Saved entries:
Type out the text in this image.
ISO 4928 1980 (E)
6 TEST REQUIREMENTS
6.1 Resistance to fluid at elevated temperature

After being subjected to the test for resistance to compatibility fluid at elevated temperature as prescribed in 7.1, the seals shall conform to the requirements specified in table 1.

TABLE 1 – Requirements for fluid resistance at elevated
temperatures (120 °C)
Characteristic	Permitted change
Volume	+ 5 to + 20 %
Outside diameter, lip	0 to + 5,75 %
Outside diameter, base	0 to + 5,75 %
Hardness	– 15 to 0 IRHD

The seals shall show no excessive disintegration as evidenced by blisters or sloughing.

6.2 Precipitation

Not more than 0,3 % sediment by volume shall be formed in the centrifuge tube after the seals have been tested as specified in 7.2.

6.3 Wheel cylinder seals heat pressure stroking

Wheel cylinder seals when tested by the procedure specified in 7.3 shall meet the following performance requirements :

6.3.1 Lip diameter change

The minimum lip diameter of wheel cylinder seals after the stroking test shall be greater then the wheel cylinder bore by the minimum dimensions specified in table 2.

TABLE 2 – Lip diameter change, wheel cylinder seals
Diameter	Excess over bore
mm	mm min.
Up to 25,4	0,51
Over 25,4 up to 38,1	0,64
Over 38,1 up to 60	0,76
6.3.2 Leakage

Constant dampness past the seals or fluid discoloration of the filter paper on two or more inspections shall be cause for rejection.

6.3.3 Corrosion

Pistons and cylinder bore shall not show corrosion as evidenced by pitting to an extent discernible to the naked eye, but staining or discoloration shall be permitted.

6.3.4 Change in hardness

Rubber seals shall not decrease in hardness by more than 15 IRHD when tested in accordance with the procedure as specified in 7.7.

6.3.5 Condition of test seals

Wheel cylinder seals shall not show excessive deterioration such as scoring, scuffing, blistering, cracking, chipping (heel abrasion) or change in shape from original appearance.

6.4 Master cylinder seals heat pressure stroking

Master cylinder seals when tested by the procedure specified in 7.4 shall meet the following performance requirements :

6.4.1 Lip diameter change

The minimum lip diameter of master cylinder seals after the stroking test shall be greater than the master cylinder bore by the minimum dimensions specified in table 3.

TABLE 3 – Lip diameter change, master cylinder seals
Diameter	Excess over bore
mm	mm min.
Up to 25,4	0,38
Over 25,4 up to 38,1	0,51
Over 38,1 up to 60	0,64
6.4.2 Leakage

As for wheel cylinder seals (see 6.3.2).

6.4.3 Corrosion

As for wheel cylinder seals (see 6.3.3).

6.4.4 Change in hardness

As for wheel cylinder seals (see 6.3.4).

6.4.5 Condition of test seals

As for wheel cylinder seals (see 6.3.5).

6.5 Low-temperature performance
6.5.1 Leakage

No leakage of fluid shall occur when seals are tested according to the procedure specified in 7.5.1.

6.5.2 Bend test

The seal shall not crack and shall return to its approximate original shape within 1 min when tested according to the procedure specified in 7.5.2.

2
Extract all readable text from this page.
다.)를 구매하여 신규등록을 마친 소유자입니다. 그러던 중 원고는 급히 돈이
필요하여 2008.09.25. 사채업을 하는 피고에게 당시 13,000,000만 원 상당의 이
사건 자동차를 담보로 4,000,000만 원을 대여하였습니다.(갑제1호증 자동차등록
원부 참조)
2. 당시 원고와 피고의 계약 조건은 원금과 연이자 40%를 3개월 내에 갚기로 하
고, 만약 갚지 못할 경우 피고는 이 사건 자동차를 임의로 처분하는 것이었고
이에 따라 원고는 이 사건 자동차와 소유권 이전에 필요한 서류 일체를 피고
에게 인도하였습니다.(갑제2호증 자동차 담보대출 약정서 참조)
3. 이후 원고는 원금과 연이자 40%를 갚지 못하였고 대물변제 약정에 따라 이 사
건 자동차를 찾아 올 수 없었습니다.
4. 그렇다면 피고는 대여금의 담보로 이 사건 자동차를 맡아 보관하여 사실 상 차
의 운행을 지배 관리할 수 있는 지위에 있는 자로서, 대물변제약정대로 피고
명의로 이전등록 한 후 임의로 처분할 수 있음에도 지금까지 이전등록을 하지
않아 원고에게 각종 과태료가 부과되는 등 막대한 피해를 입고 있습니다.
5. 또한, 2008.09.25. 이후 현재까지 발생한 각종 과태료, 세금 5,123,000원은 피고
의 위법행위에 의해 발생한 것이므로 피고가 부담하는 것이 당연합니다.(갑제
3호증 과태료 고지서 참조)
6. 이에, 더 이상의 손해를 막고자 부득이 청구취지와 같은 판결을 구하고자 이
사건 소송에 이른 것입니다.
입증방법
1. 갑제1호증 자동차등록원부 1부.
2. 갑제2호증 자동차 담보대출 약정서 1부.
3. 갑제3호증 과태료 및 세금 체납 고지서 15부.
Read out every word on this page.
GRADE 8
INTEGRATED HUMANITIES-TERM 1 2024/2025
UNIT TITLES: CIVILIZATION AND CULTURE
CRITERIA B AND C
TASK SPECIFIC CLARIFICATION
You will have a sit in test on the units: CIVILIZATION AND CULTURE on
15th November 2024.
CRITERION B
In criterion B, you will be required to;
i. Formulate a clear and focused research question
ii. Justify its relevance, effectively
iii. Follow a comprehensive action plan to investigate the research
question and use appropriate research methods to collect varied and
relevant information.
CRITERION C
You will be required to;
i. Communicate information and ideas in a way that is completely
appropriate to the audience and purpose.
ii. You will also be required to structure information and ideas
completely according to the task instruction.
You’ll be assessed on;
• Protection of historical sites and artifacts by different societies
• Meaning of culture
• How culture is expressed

**Stated task**
Write out every line of the listing that holds the word "when".

**Solution to this task**
Wheel cylinder seals when tested by the procedure specified in 7.3 shall meet the following performance requirements :
Rubber seals shall not decrease in hardness by more than 15 IRHD when tested in accordance with the procedure as specified in 7.7.
Master cylinder seals when tested by the procedure specified in 7.4 shall meet the following performance requirements :
No leakage of fluid shall occur when seals are tested according to the procedure specified in 7.5.1.
The seal shall not crack and shall return to its approximate original shape within 1 min when tested according to the procedure specified in 7.5.2.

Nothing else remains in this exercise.